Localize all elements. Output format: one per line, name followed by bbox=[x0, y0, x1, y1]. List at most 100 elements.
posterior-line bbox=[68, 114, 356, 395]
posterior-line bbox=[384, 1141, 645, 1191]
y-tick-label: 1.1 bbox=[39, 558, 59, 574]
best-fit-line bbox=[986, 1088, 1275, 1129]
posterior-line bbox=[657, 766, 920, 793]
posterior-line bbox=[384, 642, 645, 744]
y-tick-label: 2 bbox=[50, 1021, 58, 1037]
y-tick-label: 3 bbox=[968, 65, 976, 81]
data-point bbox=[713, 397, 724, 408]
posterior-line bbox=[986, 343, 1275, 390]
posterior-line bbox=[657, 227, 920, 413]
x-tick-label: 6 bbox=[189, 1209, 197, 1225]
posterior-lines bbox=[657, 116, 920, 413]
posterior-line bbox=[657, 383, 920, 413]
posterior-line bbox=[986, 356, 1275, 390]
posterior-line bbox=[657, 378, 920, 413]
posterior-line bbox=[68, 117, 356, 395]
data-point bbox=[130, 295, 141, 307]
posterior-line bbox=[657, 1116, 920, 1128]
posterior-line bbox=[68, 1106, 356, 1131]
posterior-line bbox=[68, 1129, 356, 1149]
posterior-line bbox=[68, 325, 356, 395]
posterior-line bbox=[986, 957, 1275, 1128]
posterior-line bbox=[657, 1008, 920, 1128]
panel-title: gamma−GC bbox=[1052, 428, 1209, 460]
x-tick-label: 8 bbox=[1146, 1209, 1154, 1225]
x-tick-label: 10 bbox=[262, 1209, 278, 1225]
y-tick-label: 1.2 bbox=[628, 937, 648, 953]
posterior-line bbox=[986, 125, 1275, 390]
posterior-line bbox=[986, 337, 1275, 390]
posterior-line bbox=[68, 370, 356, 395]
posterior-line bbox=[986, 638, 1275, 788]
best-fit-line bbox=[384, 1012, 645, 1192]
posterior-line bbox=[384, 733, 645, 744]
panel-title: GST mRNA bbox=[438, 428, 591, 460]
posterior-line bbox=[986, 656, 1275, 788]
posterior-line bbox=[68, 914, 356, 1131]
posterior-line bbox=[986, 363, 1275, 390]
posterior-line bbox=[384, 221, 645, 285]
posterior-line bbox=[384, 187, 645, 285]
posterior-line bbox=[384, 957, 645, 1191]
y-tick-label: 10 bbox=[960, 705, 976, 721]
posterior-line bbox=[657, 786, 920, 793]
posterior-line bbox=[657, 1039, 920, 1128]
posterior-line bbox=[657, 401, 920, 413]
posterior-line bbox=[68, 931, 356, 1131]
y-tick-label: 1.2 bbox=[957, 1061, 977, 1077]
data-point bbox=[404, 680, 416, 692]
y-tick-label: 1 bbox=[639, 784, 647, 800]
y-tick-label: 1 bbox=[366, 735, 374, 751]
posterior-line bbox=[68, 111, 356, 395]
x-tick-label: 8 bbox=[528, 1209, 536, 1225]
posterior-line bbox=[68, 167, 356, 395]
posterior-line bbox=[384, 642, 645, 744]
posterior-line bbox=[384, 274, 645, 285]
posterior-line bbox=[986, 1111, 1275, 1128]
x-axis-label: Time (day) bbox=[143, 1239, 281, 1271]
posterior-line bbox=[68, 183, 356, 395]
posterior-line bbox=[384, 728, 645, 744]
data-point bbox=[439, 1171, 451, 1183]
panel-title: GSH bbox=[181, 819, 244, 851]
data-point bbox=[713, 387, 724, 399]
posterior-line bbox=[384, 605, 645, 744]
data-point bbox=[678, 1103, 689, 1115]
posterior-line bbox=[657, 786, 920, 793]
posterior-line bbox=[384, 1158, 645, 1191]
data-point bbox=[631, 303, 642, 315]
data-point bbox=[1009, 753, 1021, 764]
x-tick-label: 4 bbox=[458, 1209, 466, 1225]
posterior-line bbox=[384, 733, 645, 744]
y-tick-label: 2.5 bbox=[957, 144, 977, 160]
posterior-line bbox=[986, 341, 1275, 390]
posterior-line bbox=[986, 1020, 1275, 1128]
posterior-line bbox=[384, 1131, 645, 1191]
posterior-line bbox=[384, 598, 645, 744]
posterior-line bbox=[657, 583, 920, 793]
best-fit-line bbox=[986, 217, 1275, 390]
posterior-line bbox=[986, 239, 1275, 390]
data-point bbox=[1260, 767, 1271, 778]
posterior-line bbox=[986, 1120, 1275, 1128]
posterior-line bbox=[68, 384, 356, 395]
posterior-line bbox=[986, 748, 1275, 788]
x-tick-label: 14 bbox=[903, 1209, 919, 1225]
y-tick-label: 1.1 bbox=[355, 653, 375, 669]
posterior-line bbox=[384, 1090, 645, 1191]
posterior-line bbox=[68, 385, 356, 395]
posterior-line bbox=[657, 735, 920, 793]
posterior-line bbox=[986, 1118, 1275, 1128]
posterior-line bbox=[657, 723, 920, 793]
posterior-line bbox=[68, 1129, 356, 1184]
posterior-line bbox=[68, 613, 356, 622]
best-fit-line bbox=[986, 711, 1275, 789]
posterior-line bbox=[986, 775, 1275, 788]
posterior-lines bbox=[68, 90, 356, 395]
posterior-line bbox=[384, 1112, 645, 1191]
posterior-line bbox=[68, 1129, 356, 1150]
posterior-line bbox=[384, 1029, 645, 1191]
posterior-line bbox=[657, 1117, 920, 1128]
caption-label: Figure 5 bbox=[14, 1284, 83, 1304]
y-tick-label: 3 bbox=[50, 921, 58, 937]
· · · · · · ·
**Goal of the exercise**
Report how many lines above include "panel". Nothing else.

**Completed exercise**
3